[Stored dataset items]
□ □ □ □ □
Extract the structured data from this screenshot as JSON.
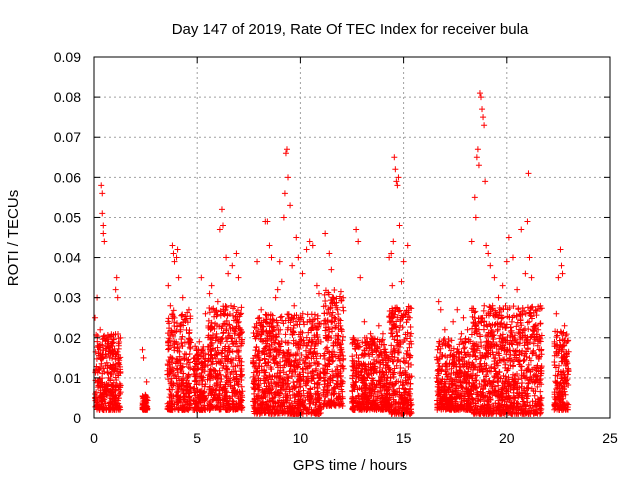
{
  "chart_data": {
    "type": "scatter",
    "title": "Day 147 of 2019, Rate Of TEC Index for receiver bula",
    "xlabel": "GPS time / hours",
    "ylabel": "ROTI / TECUs",
    "xlim": [
      0,
      25
    ],
    "ylim": [
      0,
      0.09
    ],
    "x_ticks": [
      "0",
      "5",
      "10",
      "15",
      "20",
      "25"
    ],
    "y_ticks": [
      "0",
      "0.01",
      "0.02",
      "0.03",
      "0.04",
      "0.05",
      "0.06",
      "0.07",
      "0.08",
      "0.09"
    ],
    "grid": true,
    "marker": "+",
    "color": "#ff0000",
    "series": [
      {
        "points": [
          [
            0.05,
            0.025
          ],
          [
            0.1,
            0.012
          ],
          [
            0.15,
            0.03
          ],
          [
            0.2,
            0.018
          ],
          [
            0.25,
            0.008
          ],
          [
            0.3,
            0.022
          ],
          [
            0.35,
            0.058
          ],
          [
            0.4,
            0.056
          ],
          [
            0.4,
            0.051
          ],
          [
            0.45,
            0.048
          ],
          [
            0.45,
            0.046
          ],
          [
            0.5,
            0.044
          ],
          [
            0.55,
            0.013
          ],
          [
            0.6,
            0.02
          ],
          [
            0.7,
            0.01
          ],
          [
            0.8,
            0.016
          ],
          [
            0.9,
            0.008
          ],
          [
            1.0,
            0.012
          ],
          [
            1.05,
            0.032
          ],
          [
            1.1,
            0.035
          ],
          [
            1.15,
            0.03
          ],
          [
            1.2,
            0.018
          ],
          [
            1.25,
            0.006
          ],
          [
            2.35,
            0.017
          ],
          [
            2.4,
            0.015
          ],
          [
            2.45,
            0.005
          ],
          [
            2.5,
            0.003
          ],
          [
            2.55,
            0.009
          ],
          [
            3.6,
            0.033
          ],
          [
            3.7,
            0.028
          ],
          [
            3.8,
            0.043
          ],
          [
            3.85,
            0.041
          ],
          [
            3.9,
            0.039
          ],
          [
            4.0,
            0.04
          ],
          [
            4.05,
            0.042
          ],
          [
            4.1,
            0.035
          ],
          [
            4.2,
            0.022
          ],
          [
            4.3,
            0.03
          ],
          [
            4.4,
            0.016
          ],
          [
            4.6,
            0.027
          ],
          [
            4.9,
            0.015
          ],
          [
            5.1,
            0.019
          ],
          [
            5.2,
            0.035
          ],
          [
            5.4,
            0.026
          ],
          [
            5.6,
            0.031
          ],
          [
            5.7,
            0.033
          ],
          [
            5.9,
            0.02
          ],
          [
            6.0,
            0.029
          ],
          [
            6.1,
            0.047
          ],
          [
            6.2,
            0.052
          ],
          [
            6.25,
            0.048
          ],
          [
            6.4,
            0.04
          ],
          [
            6.5,
            0.036
          ],
          [
            6.7,
            0.038
          ],
          [
            6.9,
            0.041
          ],
          [
            7.0,
            0.035
          ],
          [
            7.1,
            0.022
          ],
          [
            7.9,
            0.039
          ],
          [
            8.1,
            0.027
          ],
          [
            8.3,
            0.049
          ],
          [
            8.4,
            0.049
          ],
          [
            8.5,
            0.043
          ],
          [
            8.6,
            0.04
          ],
          [
            8.8,
            0.03
          ],
          [
            8.9,
            0.032
          ],
          [
            9.0,
            0.039
          ],
          [
            9.1,
            0.034
          ],
          [
            9.2,
            0.05
          ],
          [
            9.25,
            0.056
          ],
          [
            9.3,
            0.066
          ],
          [
            9.35,
            0.067
          ],
          [
            9.4,
            0.06
          ],
          [
            9.5,
            0.053
          ],
          [
            9.6,
            0.038
          ],
          [
            9.7,
            0.028
          ],
          [
            9.8,
            0.045
          ],
          [
            9.9,
            0.04
          ],
          [
            10.1,
            0.036
          ],
          [
            10.3,
            0.042
          ],
          [
            10.45,
            0.044
          ],
          [
            10.6,
            0.043
          ],
          [
            10.8,
            0.033
          ],
          [
            10.9,
            0.031
          ],
          [
            11.2,
            0.046
          ],
          [
            11.4,
            0.041
          ],
          [
            11.5,
            0.037
          ],
          [
            11.6,
            0.03
          ],
          [
            11.8,
            0.027
          ],
          [
            12.0,
            0.022
          ],
          [
            12.7,
            0.047
          ],
          [
            12.8,
            0.044
          ],
          [
            12.9,
            0.035
          ],
          [
            13.1,
            0.024
          ],
          [
            13.4,
            0.021
          ],
          [
            13.6,
            0.018
          ],
          [
            13.8,
            0.023
          ],
          [
            14.0,
            0.021
          ],
          [
            14.3,
            0.04
          ],
          [
            14.4,
            0.041
          ],
          [
            14.45,
            0.033
          ],
          [
            14.5,
            0.044
          ],
          [
            14.55,
            0.065
          ],
          [
            14.6,
            0.062
          ],
          [
            14.65,
            0.059
          ],
          [
            14.7,
            0.058
          ],
          [
            14.75,
            0.06
          ],
          [
            14.8,
            0.048
          ],
          [
            14.9,
            0.034
          ],
          [
            15.0,
            0.039
          ],
          [
            15.2,
            0.043
          ],
          [
            15.3,
            0.025
          ],
          [
            16.7,
            0.029
          ],
          [
            16.8,
            0.027
          ],
          [
            17.0,
            0.022
          ],
          [
            17.2,
            0.018
          ],
          [
            17.4,
            0.024
          ],
          [
            17.6,
            0.027
          ],
          [
            17.8,
            0.021
          ],
          [
            17.9,
            0.025
          ],
          [
            18.1,
            0.022
          ],
          [
            18.3,
            0.044
          ],
          [
            18.45,
            0.055
          ],
          [
            18.5,
            0.05
          ],
          [
            18.55,
            0.065
          ],
          [
            18.6,
            0.067
          ],
          [
            18.65,
            0.063
          ],
          [
            18.7,
            0.081
          ],
          [
            18.75,
            0.08
          ],
          [
            18.8,
            0.077
          ],
          [
            18.85,
            0.075
          ],
          [
            18.9,
            0.073
          ],
          [
            18.95,
            0.059
          ],
          [
            19.0,
            0.043
          ],
          [
            19.1,
            0.041
          ],
          [
            19.2,
            0.038
          ],
          [
            19.4,
            0.035
          ],
          [
            19.6,
            0.03
          ],
          [
            19.8,
            0.033
          ],
          [
            20.0,
            0.039
          ],
          [
            20.1,
            0.045
          ],
          [
            20.3,
            0.04
          ],
          [
            20.5,
            0.032
          ],
          [
            20.7,
            0.047
          ],
          [
            20.9,
            0.036
          ],
          [
            21.0,
            0.049
          ],
          [
            21.05,
            0.061
          ],
          [
            21.1,
            0.04
          ],
          [
            21.2,
            0.035
          ],
          [
            21.4,
            0.023
          ],
          [
            21.5,
            0.018
          ],
          [
            22.4,
            0.026
          ],
          [
            22.5,
            0.035
          ],
          [
            22.6,
            0.042
          ],
          [
            22.65,
            0.038
          ],
          [
            22.7,
            0.036
          ],
          [
            22.8,
            0.023
          ],
          [
            22.9,
            0.014
          ]
        ]
      }
    ],
    "dense_bands": [
      {
        "x": [
          0.05,
          1.3
        ],
        "y": [
          0.002,
          0.021
        ]
      },
      {
        "x": [
          2.35,
          2.6
        ],
        "y": [
          0.002,
          0.006
        ]
      },
      {
        "x": [
          3.55,
          4.7
        ],
        "y": [
          0.002,
          0.027
        ]
      },
      {
        "x": [
          4.8,
          5.4
        ],
        "y": [
          0.002,
          0.018
        ]
      },
      {
        "x": [
          5.5,
          7.2
        ],
        "y": [
          0.002,
          0.028
        ]
      },
      {
        "x": [
          7.7,
          11.0
        ],
        "y": [
          0.001,
          0.026
        ]
      },
      {
        "x": [
          11.1,
          12.1
        ],
        "y": [
          0.003,
          0.032
        ]
      },
      {
        "x": [
          12.5,
          14.3
        ],
        "y": [
          0.002,
          0.02
        ]
      },
      {
        "x": [
          14.3,
          15.4
        ],
        "y": [
          0.001,
          0.028
        ]
      },
      {
        "x": [
          16.6,
          18.3
        ],
        "y": [
          0.002,
          0.02
        ]
      },
      {
        "x": [
          18.3,
          21.7
        ],
        "y": [
          0.001,
          0.028
        ]
      },
      {
        "x": [
          22.3,
          23.0
        ],
        "y": [
          0.002,
          0.022
        ]
      }
    ]
  }
}
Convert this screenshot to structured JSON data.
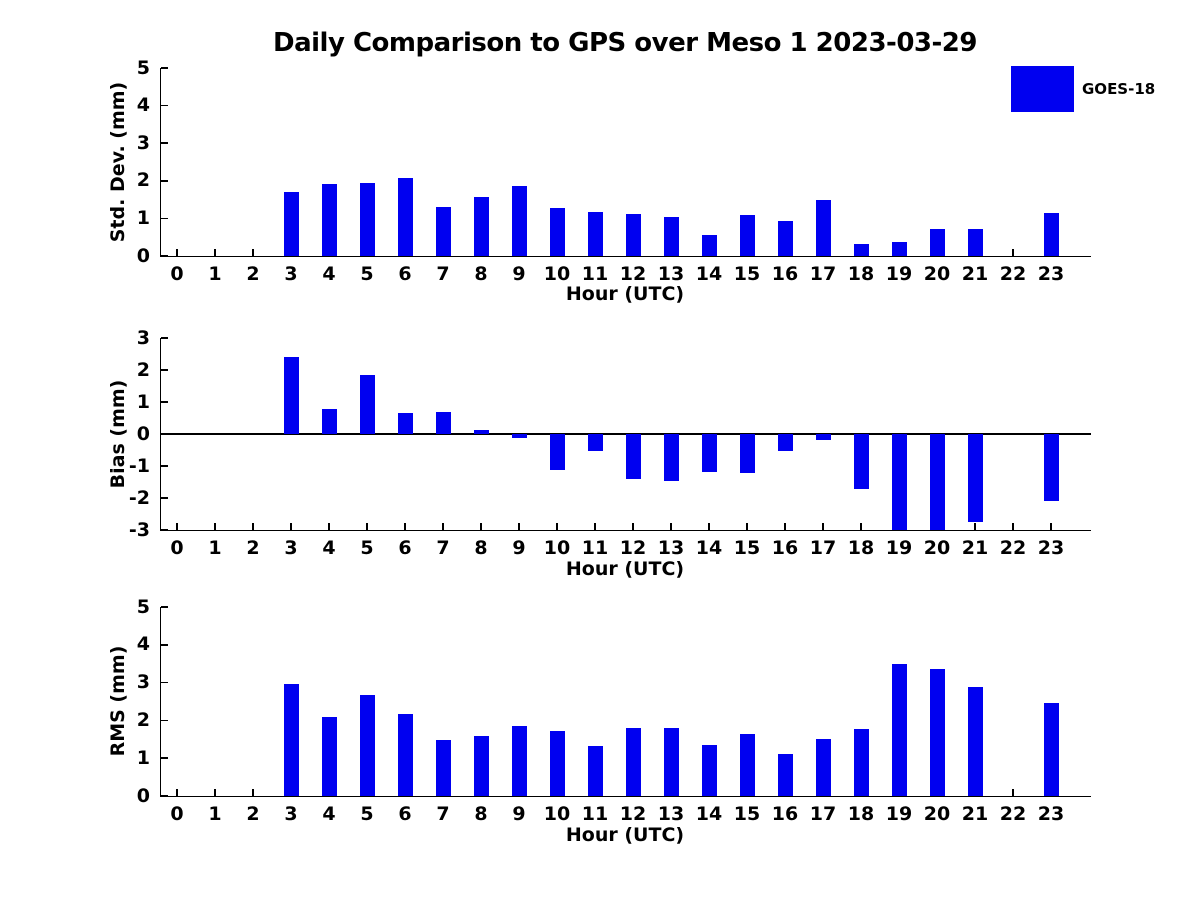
{
  "title": "Daily Comparison to GPS over Meso 1 2023-03-29",
  "legend": {
    "label": "GOES-18",
    "position": "top-right"
  },
  "colors": {
    "bar": "#0000F0",
    "axis": "#000000",
    "background": "#FFFFFF",
    "text": "#000000"
  },
  "chart_data": [
    {
      "type": "bar",
      "series_name": "GOES-18",
      "ylabel": "Std. Dev. (mm)",
      "xlabel": "Hour (UTC)",
      "x": [
        0,
        1,
        2,
        3,
        4,
        5,
        6,
        7,
        8,
        9,
        10,
        11,
        12,
        13,
        14,
        15,
        16,
        17,
        18,
        19,
        20,
        21,
        22,
        23
      ],
      "values": [
        0,
        0,
        0,
        1.69,
        1.92,
        1.95,
        2.07,
        1.29,
        1.56,
        1.85,
        1.27,
        1.18,
        1.11,
        1.03,
        0.55,
        1.1,
        0.93,
        1.48,
        0.31,
        0.37,
        0.72,
        0.72,
        0,
        1.15
      ],
      "ylim": [
        0,
        5
      ],
      "yticks": [
        0,
        1,
        2,
        3,
        4,
        5
      ],
      "grid": false
    },
    {
      "type": "bar",
      "series_name": "GOES-18",
      "ylabel": "Bias (mm)",
      "xlabel": "Hour (UTC)",
      "x": [
        0,
        1,
        2,
        3,
        4,
        5,
        6,
        7,
        8,
        9,
        10,
        11,
        12,
        13,
        14,
        15,
        16,
        17,
        18,
        19,
        20,
        21,
        22,
        23
      ],
      "values": [
        0,
        0,
        0,
        2.42,
        0.77,
        1.83,
        0.66,
        0.69,
        0.12,
        -0.14,
        -1.12,
        -0.52,
        -1.4,
        -1.46,
        -1.19,
        -1.22,
        -0.53,
        -0.2,
        -1.72,
        -3.0,
        -3.0,
        -2.74,
        0,
        -2.1
      ],
      "ylim": [
        -3,
        3
      ],
      "yticks": [
        -3,
        -2,
        -1,
        0,
        1,
        2,
        3
      ],
      "grid": false
    },
    {
      "type": "bar",
      "series_name": "GOES-18",
      "ylabel": "RMS (mm)",
      "xlabel": "Hour (UTC)",
      "x": [
        0,
        1,
        2,
        3,
        4,
        5,
        6,
        7,
        8,
        9,
        10,
        11,
        12,
        13,
        14,
        15,
        16,
        17,
        18,
        19,
        20,
        21,
        22,
        23
      ],
      "values": [
        0,
        0,
        0,
        2.95,
        2.08,
        2.67,
        2.16,
        1.47,
        1.58,
        1.85,
        1.73,
        1.32,
        1.81,
        1.81,
        1.34,
        1.65,
        1.1,
        1.5,
        1.77,
        3.48,
        3.35,
        2.88,
        0,
        2.45
      ],
      "ylim": [
        0,
        5
      ],
      "yticks": [
        0,
        1,
        2,
        3,
        4,
        5
      ],
      "grid": false
    }
  ]
}
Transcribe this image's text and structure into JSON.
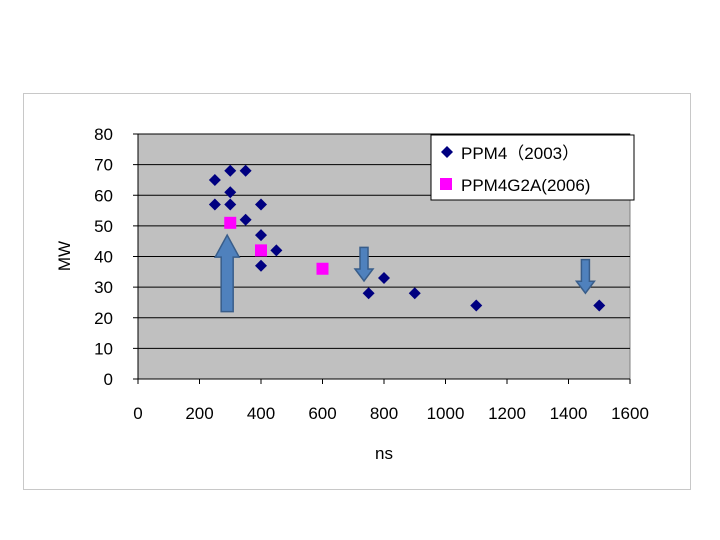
{
  "chart_data": {
    "type": "scatter",
    "title": "",
    "xlabel": "ns",
    "ylabel": "MW",
    "xlim": [
      0,
      1600
    ],
    "ylim": [
      0,
      80
    ],
    "x_ticks": [
      "0",
      "200",
      "400",
      "600",
      "800",
      "1000",
      "1200",
      "1400",
      "1600"
    ],
    "y_ticks": [
      "0",
      "10",
      "20",
      "30",
      "40",
      "50",
      "60",
      "70",
      "80"
    ],
    "grid": "horizontal",
    "legend_position": "top-right",
    "series": [
      {
        "name": "PPM4（2003）",
        "marker": "diamond",
        "color": "#000080",
        "points": [
          {
            "x": 250,
            "y": 65
          },
          {
            "x": 250,
            "y": 57
          },
          {
            "x": 300,
            "y": 68
          },
          {
            "x": 300,
            "y": 61
          },
          {
            "x": 300,
            "y": 57
          },
          {
            "x": 350,
            "y": 68
          },
          {
            "x": 350,
            "y": 52
          },
          {
            "x": 400,
            "y": 57
          },
          {
            "x": 400,
            "y": 47
          },
          {
            "x": 400,
            "y": 37
          },
          {
            "x": 450,
            "y": 42
          },
          {
            "x": 750,
            "y": 28
          },
          {
            "x": 800,
            "y": 33
          },
          {
            "x": 900,
            "y": 28
          },
          {
            "x": 1100,
            "y": 24
          },
          {
            "x": 1500,
            "y": 24
          }
        ]
      },
      {
        "name": "PPM4G2A(2006)",
        "marker": "square",
        "color": "#ff00ff",
        "points": [
          {
            "x": 300,
            "y": 51
          },
          {
            "x": 400,
            "y": 42
          },
          {
            "x": 600,
            "y": 36
          }
        ]
      }
    ],
    "annotations": [
      {
        "type": "arrow-up",
        "x": 290,
        "y_from": 22,
        "y_to": 47,
        "color": "#4f81bd"
      },
      {
        "type": "arrow-down",
        "x": 735,
        "y_from": 43,
        "y_to": 32,
        "color": "#4f81bd"
      },
      {
        "type": "arrow-down",
        "x": 1455,
        "y_from": 39,
        "y_to": 28,
        "color": "#4f81bd"
      }
    ],
    "colors": {
      "plot_background": "#c0c0c0",
      "gridline": "#000000",
      "legend_background": "#ffffff"
    }
  }
}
□ □ □ □ □
#### [Given task]
Identify each line of the material where the word "this" shows up, and copy it.

#### [The output]
Extract the structured data from this screenshot as JSON.
Convert this screenshot to structured JSON data.
Transcribe this image's text and structure into JSON.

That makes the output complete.